Short problem: Locate the lines that hold the string "properties". Copy every such line.

Dataset rows:
····················

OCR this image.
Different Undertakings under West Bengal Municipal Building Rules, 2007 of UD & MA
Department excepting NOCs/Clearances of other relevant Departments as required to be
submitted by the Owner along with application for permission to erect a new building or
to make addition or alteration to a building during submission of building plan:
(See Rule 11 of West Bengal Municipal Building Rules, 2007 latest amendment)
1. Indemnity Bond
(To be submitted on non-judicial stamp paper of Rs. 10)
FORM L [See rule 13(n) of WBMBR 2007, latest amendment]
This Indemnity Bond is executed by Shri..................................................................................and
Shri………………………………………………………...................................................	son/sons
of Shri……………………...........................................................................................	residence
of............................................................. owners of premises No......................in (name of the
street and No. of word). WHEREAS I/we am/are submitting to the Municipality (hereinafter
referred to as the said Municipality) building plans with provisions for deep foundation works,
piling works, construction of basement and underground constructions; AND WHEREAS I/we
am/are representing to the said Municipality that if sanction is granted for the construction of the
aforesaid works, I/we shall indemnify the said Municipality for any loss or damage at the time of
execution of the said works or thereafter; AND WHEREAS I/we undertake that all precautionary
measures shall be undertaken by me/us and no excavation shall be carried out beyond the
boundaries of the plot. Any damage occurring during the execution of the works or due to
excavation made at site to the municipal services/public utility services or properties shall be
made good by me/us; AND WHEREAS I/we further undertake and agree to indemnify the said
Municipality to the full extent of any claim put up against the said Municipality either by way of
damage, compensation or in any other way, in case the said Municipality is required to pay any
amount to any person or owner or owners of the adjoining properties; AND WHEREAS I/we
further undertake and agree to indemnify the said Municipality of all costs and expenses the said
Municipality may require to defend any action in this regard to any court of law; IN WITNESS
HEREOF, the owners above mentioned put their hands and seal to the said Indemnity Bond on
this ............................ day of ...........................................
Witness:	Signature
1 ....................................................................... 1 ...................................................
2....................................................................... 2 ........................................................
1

····················

Answer to this exercise:
excavation made at site to the municipal services/public utility services or properties shall be
amount to any person or owner or owners of the adjoining properties; AND WHEREAS I/we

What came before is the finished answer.